LIST OF TASKS:
• a. According to the tax reform passage, what rate did tax reform set for the U.S. corporate tax?
• b. Extract the stretch of the tax reform passage from "According to the" through "pro-manufacturing tax code.".
• c. Extend the tax reform passage by writing what comes after its final sentence.

SELECTED TEXT:
□ □ □
According to the report, If Congress fails to act by the end of 2025 to preserve tax reform, nearly 6 million American jobs will be lost.
Manufacturers are calling on Congress to preserve tax reform in its entirety. Millions of American jobs, billions of dollars in employee compensation and over $1 trillion in U.S. GDP are on the line. Congress must support America’s manufacturers by restoring a pro-manufacturing tax code.
If Congress does not act, manufacturers will face:
Higher taxes on pass-through businesses and family-owned firms;
Increased costs for R&D, capital equipment purchases and business loans; and
An uncompetitive international tax regime that disincentivizes investment in the U.S. and hampers manufacturers’ ability to compete on the world stage.
The new study indicates that:
PROTECT SMALL BUSINESSES
— Pass-Through Deduction
Tax reform created a new deduction that allows pass-through manufacturers to deduct up to 20% of their business income, freeing up capital to reinvest in their employees and their growth. The pass-through deduction is scheduled to expire, increasing taxes on small businesses throughout the manufacturing industry.
— Individual Tax Rates
Pass-through manufacturers pay taxes at the individual income tax rates, which are scheduled to increase significantly to pre-tax reform levels.
— Estate Tax
Tax reform excluded more of family-owned businesses’ assets from the estate tax, easing their tax burden when an owner passes away. The increased exemption threshold is scheduled to expire, which could force these businesses to take on debt or sell machinery to pay the tax.
— Full Expensing
Full expensing, also known as 100% accelerated depreciation, allows manufacturers to deduct the full cost of capital investments in the year of purchase. Full expensing began phasing out in 2023, resulting in damaging cost increases for equipment and machinery purchases.
— Interest Deductibility
Manufacturers use business loans to finance job-creating projects and capital investments. To encourage these investments, manufacturers can deduct their interest payments on these loans, up to a cap. The interest deductibility cap became more restrictive in 2022, making it harder for manufacturers to grow and expand.
ENHANCE AMERICAN COMPETITIVENESS
— Corporate Tax Rate
Tax reform lowered the U.S. corporate tax rate from 35%—the highest in the OECD and the third highest in the entire world—to 21%. Maintaining or further reducing the corporate rate is crucial to bolstering America’s manufacturing leadership and competitiveness on the world stage.
□ □ □
Layout annotation data:
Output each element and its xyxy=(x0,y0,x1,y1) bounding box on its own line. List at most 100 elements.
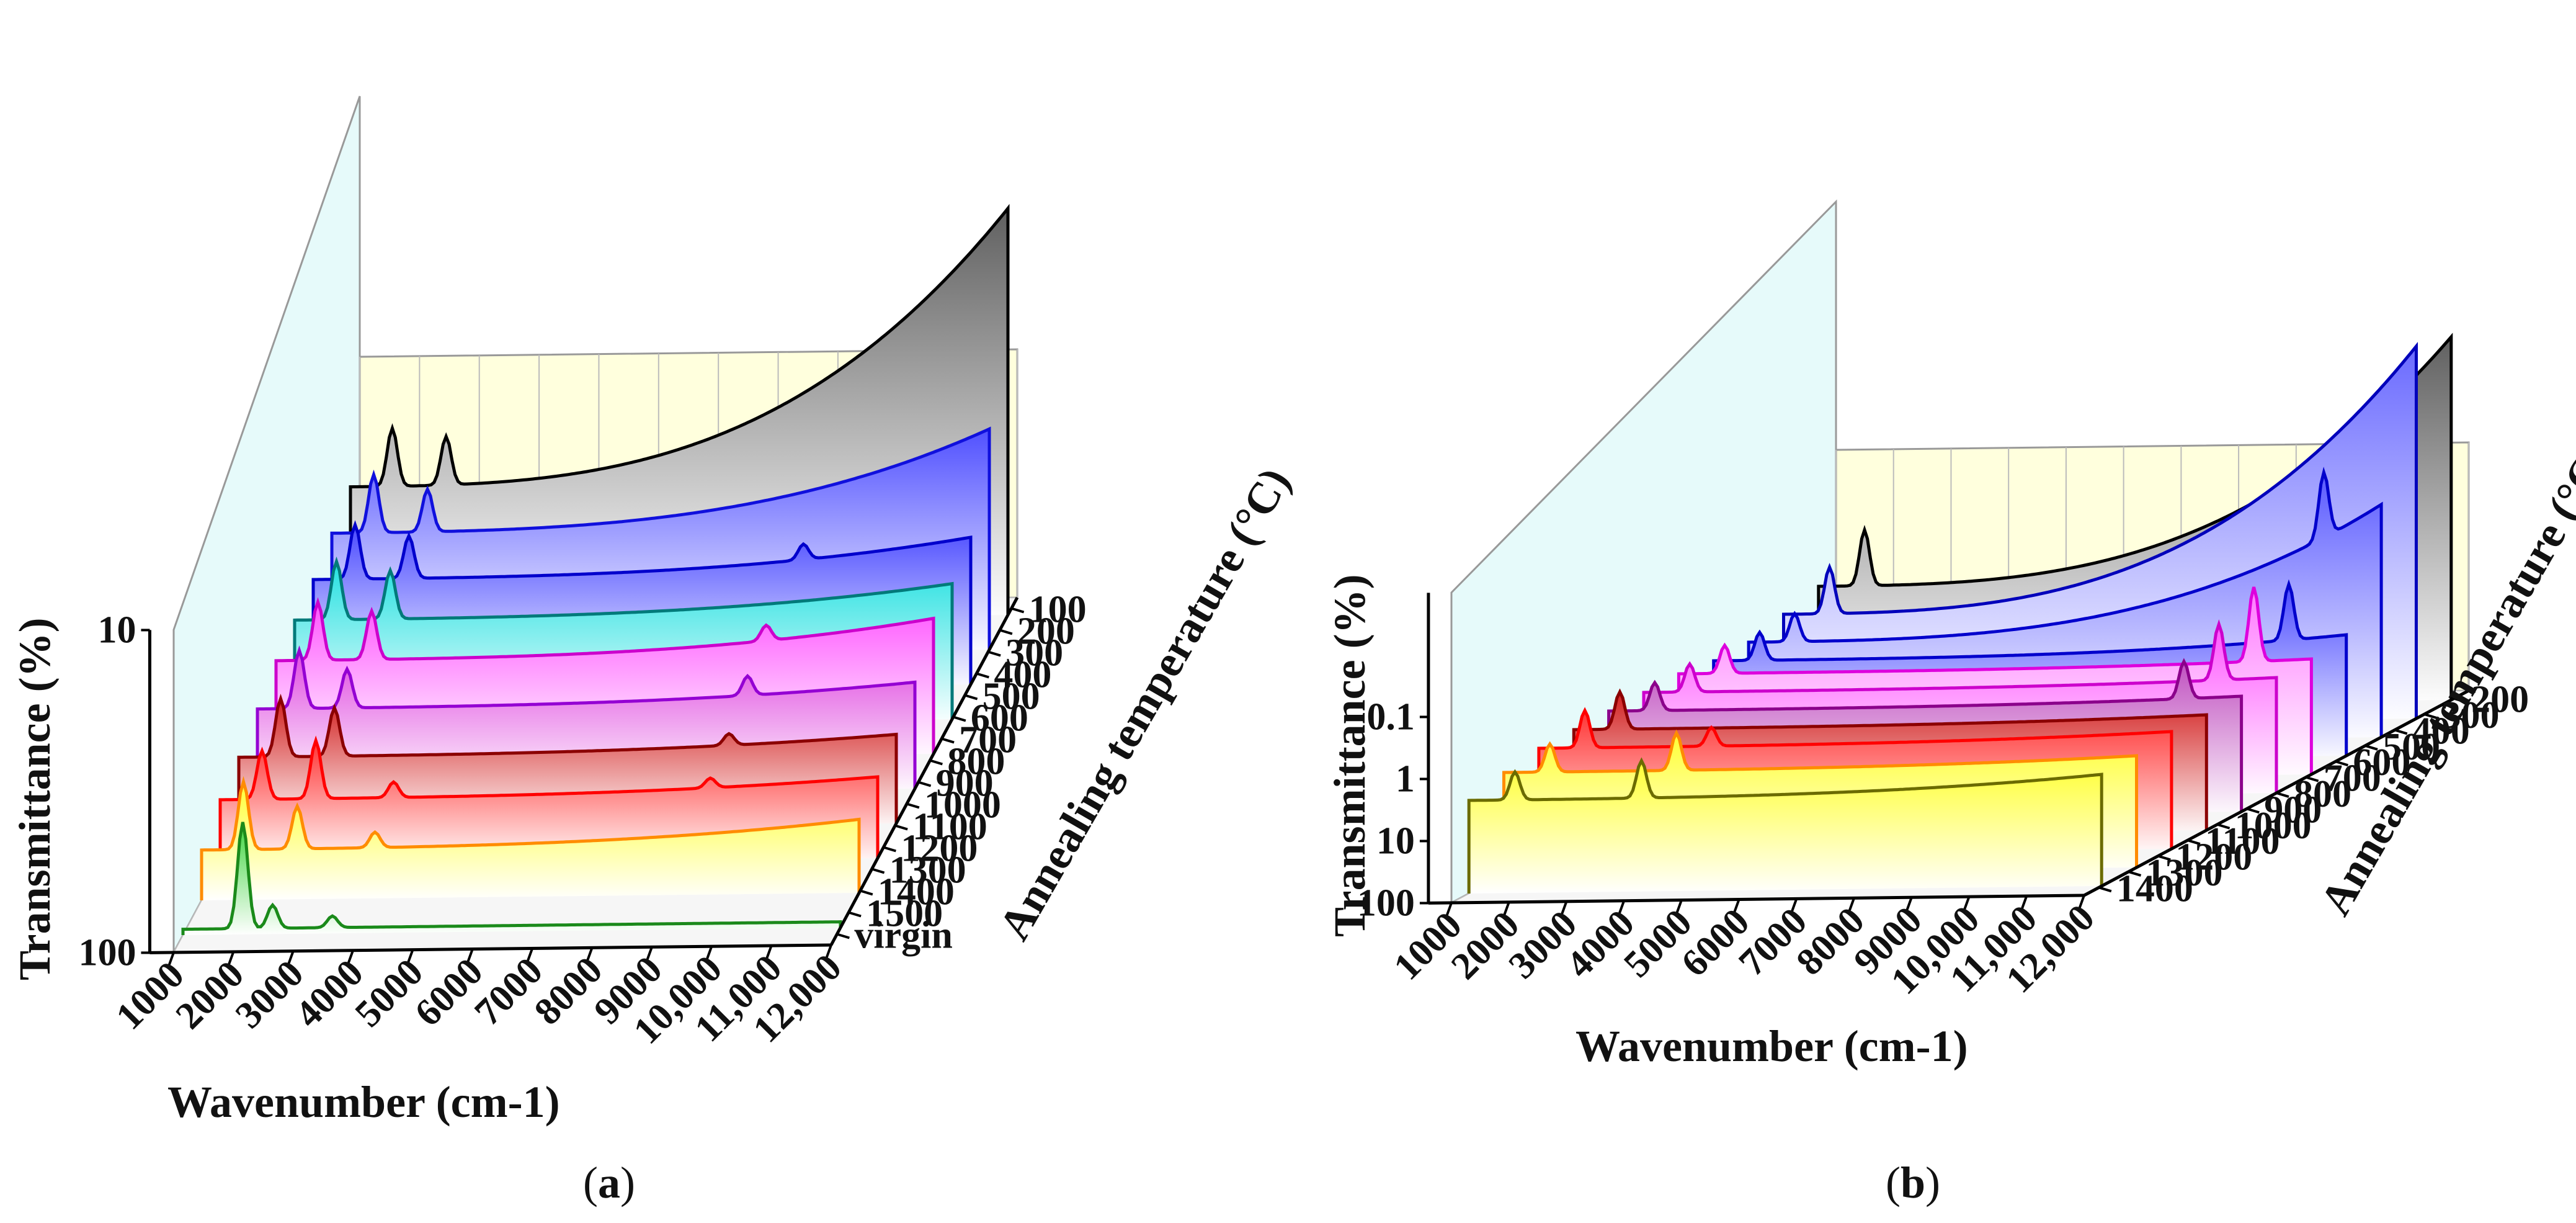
z-tick xyxy=(941,737,955,744)
x-tick xyxy=(1848,897,1855,913)
x-tick xyxy=(466,948,474,964)
x-tick xyxy=(2020,895,2028,910)
z-tick-label: 1200 xyxy=(901,828,978,870)
series-line xyxy=(349,204,1010,622)
x-tick xyxy=(705,946,713,961)
z-tick xyxy=(953,715,966,722)
z-tick-label: 1100 xyxy=(912,806,987,848)
z-tick-label: 1300 xyxy=(889,849,966,892)
y-tick-label: 1 xyxy=(1396,758,1415,800)
series-line xyxy=(256,645,917,796)
x-tick xyxy=(1790,898,1798,913)
z-tick xyxy=(2246,807,2260,814)
series-line xyxy=(181,822,842,935)
z-tick-label: 800 xyxy=(947,741,1005,783)
z-tick-label: 200 xyxy=(1017,611,1075,653)
z-tick xyxy=(2098,886,2112,893)
z-tick-label: 700 xyxy=(959,719,1017,761)
panel-b-y-axis-title: Transmittance (%) xyxy=(1325,574,1375,937)
series-line xyxy=(1712,579,2348,764)
z-tick-label: 200 xyxy=(2471,679,2529,721)
x-axis xyxy=(149,943,832,954)
z-tick-label: 100 xyxy=(1029,589,1087,631)
series-line xyxy=(1607,658,2244,820)
panel-a-y-axis-title: Transmittance (%) xyxy=(10,617,60,980)
y-tick-label: 100 xyxy=(1357,882,1415,924)
z-tick-label: 300 xyxy=(2441,694,2499,737)
series-line xyxy=(330,426,991,657)
z-tick xyxy=(2128,871,2142,877)
z-tick xyxy=(2335,760,2348,767)
z-tick xyxy=(860,889,873,896)
z-tick xyxy=(2394,728,2408,735)
z-tick-label: 1400 xyxy=(878,871,955,913)
panel-b: 10002000300040005000600070008000900010,0… xyxy=(1325,199,2576,1207)
z-tick xyxy=(2364,744,2378,751)
z-tick xyxy=(2187,839,2201,846)
series-line xyxy=(1747,467,2383,745)
x-tick xyxy=(1445,902,1453,917)
z-tick-label: 500 xyxy=(2382,726,2440,768)
z-tick xyxy=(1011,607,1025,614)
z-tick xyxy=(871,867,885,874)
series-line xyxy=(200,776,861,900)
z-tick-label: 1100 xyxy=(2205,820,2280,862)
x-tick xyxy=(1732,898,1740,914)
z-tick-label: 400 xyxy=(2412,710,2470,752)
x-tick xyxy=(1502,902,1510,916)
series-1500 xyxy=(200,776,861,900)
series-line xyxy=(311,520,973,692)
z-tick xyxy=(883,846,896,853)
x-tick xyxy=(347,950,354,965)
z-tick xyxy=(848,911,862,918)
series-fill xyxy=(202,781,859,900)
x-tick xyxy=(1963,896,1971,911)
z-tick xyxy=(894,824,908,831)
z-tick-label: 900 xyxy=(2264,789,2322,831)
x-axis xyxy=(1428,894,2085,905)
series-line xyxy=(1537,707,2173,857)
z-tick-label: virgin xyxy=(854,915,952,957)
series-line xyxy=(218,735,880,866)
series-line xyxy=(293,556,954,727)
y-tick-label: 10 xyxy=(1376,820,1415,862)
panel-b-x-axis-title: Wavenumber (cm-1) xyxy=(1575,1021,1968,1071)
z-tick xyxy=(2157,854,2171,861)
series-line xyxy=(1467,757,2103,894)
z-tick xyxy=(2423,713,2438,719)
z-tick xyxy=(906,802,920,809)
z-tick xyxy=(929,759,943,766)
series-fill xyxy=(1469,761,2102,894)
panel-a-series xyxy=(181,204,1010,935)
x-tick xyxy=(1618,900,1626,915)
x-tick xyxy=(646,946,653,961)
x-tick xyxy=(287,951,295,965)
z-tick-label: 1000 xyxy=(2235,805,2312,847)
panel-b-series xyxy=(1467,333,2453,894)
series-line xyxy=(1677,586,2313,782)
z-tick xyxy=(836,933,850,939)
series-line xyxy=(1572,688,2208,838)
series-1400 xyxy=(1467,757,2103,894)
z-tick xyxy=(2276,792,2289,798)
x-tick xyxy=(1675,899,1683,915)
z-tick xyxy=(918,781,932,787)
x-tick xyxy=(167,952,175,967)
z-tick-label: 1200 xyxy=(2175,836,2252,879)
y-tick-label: 100 xyxy=(78,931,136,974)
z-tick xyxy=(987,650,1001,657)
x-tick xyxy=(526,947,534,963)
z-axis xyxy=(829,596,1019,946)
z-tick xyxy=(2306,776,2319,782)
z-tick-label: 1500 xyxy=(866,893,943,935)
series-line xyxy=(237,694,898,831)
y-tick-label: 10 xyxy=(97,609,136,651)
panel-a: 10002000300040005000600070008000900010,0… xyxy=(10,96,1300,1207)
panel-b-label: (b) xyxy=(1886,1158,1940,1207)
z-tick-label: 300 xyxy=(1005,632,1063,674)
z-tick-label: 600 xyxy=(2353,741,2410,784)
x-tick xyxy=(765,945,773,960)
z-tick xyxy=(2217,823,2231,830)
series-line xyxy=(1502,729,2139,876)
□ □ □
ANSWERS FOR THE EXERCISE:
• a. 21%.

• b.
According to the report, If Congress fails to act by the end of 2025 to preserve tax reform, nearly 6 million American jobs will be lost.
Manufacturers are calling on Congress to preserve tax reform in its entirety. Millions of American jobs, billions of dollars in employee compensation and over $1 trillion in U.S. GDP are on the line. Congress must support America’s manufacturers by restoring a pro-manufacturing tax code.

• c.
FDII
— Tax reform's deduction for Foreign-Derived intangible income incentivizes companies to locate intellectual property in the U.S. The scheduled decrease in the FDII will penalize manufacturers that prioritize developing IP in the U.S. and exporting products abroad.
— GILTI
The Global Intangible Low Tax Income regime subjects companies’ worldwide income to U.S. tax if their worldwide tax obligations fall below a certain minimum percentage threshold. The scheduled increase in the minimum GILTI rate will undermine America’s competitiveness by making it more costly and difficult for companies to operate here in the U.S.
— BEAT
The Base Erosion and Anti-Abuse Tax is scheduled to increase, subjecting many ordinary-course transactions, like interest and royalty payments, to additional taxation, increasing the costs of doing business for manufacturers operating around the world.
SUPPORT INNOVATION AND INVESTMENT
— Immediate R&D Expensing
For nearly 70 years, manufacturers in the U.S. could fully deduct their R&D expenses in the year incurred. But manufacturers are now required to spread their R&D deductions over several years, making R&D investments significantly more expensive.
By preventing pro-growth tax policies from expiring in 2025, Congress will preserve a competitive tax system that spurs job growth across our communities, secures the U.S. as a global leader in innovation and reinforces America’s competitiveness on the world stage.